___ Extracted information ___

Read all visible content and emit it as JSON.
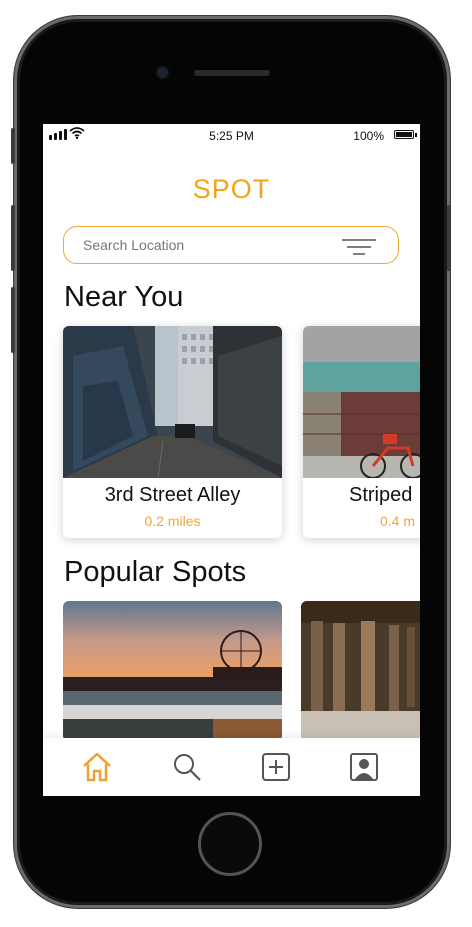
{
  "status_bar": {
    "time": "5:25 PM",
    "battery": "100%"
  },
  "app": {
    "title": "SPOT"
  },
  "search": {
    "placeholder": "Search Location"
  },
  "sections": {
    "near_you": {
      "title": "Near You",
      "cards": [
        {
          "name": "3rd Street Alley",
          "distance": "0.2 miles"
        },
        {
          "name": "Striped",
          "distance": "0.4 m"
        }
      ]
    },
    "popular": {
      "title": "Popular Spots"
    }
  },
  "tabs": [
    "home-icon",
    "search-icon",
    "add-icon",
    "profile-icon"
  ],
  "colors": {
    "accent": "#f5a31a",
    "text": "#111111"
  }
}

___
___ Extracted information ___

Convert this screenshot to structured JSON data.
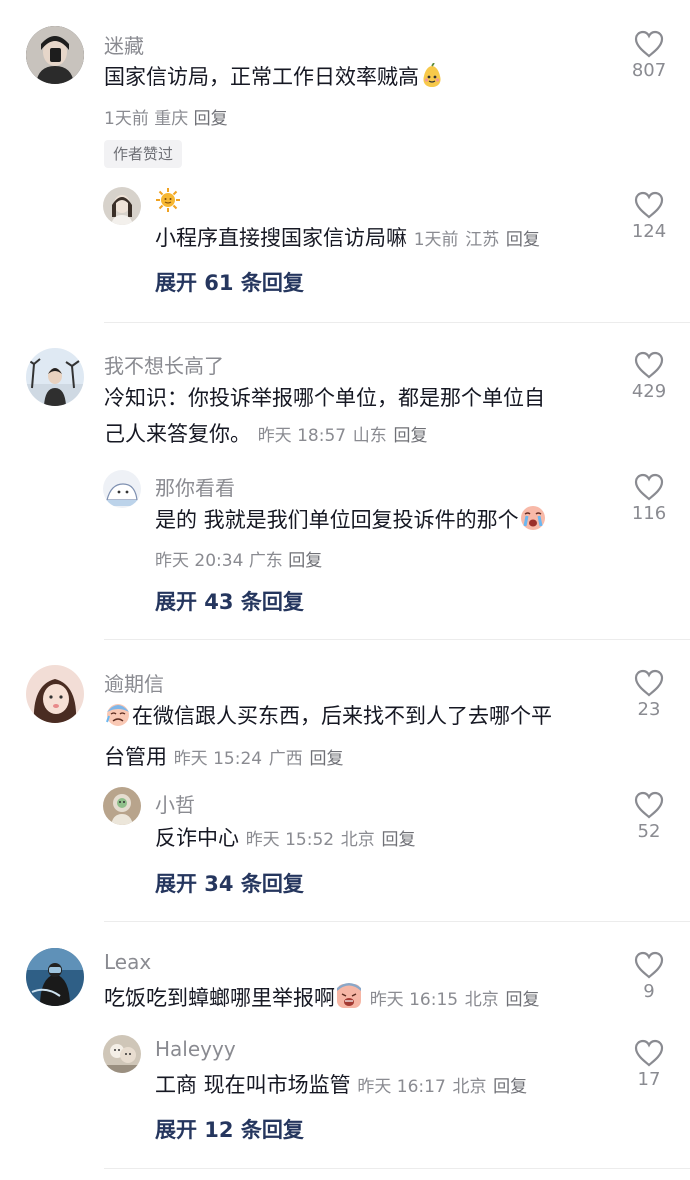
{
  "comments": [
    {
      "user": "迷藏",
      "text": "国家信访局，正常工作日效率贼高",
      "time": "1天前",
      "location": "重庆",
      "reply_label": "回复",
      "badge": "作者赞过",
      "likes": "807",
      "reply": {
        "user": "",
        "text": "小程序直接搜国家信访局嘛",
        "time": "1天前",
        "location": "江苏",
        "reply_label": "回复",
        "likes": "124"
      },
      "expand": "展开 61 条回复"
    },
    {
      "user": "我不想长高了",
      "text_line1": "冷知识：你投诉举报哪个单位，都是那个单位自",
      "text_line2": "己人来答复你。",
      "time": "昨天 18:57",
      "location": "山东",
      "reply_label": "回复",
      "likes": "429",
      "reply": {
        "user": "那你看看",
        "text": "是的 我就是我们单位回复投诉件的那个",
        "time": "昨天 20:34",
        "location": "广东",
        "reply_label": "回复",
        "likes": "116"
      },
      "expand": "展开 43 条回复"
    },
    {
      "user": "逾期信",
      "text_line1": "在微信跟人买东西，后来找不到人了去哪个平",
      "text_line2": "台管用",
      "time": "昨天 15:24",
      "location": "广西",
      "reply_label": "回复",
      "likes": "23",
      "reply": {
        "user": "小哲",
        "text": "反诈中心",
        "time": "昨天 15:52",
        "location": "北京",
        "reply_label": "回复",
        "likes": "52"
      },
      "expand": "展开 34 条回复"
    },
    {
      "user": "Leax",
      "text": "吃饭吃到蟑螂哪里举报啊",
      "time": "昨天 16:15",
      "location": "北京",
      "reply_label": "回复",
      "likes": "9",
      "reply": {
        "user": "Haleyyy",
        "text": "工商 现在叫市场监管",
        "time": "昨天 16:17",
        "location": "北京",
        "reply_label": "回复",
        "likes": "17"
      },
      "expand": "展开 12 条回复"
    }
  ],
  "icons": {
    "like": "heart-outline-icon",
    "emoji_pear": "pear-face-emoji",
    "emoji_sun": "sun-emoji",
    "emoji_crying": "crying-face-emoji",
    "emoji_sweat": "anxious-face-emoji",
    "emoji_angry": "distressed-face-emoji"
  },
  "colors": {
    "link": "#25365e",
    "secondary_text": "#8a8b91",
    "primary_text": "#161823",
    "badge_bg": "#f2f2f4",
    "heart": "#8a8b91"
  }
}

___

● Exercise details:
Select, from the listing, all lines that include the word "time".

● Solution for this problem:
    "time": "5:25 PM",
      "time": "1天前",
        "time": "1天前",
      "time": "昨天 18:57",
        "time": "昨天 20:34",
      "time": "昨天 15:24",
        "time": "昨天 15:52",
      "time": "昨天 16:15",
        "time": "昨天 16:17",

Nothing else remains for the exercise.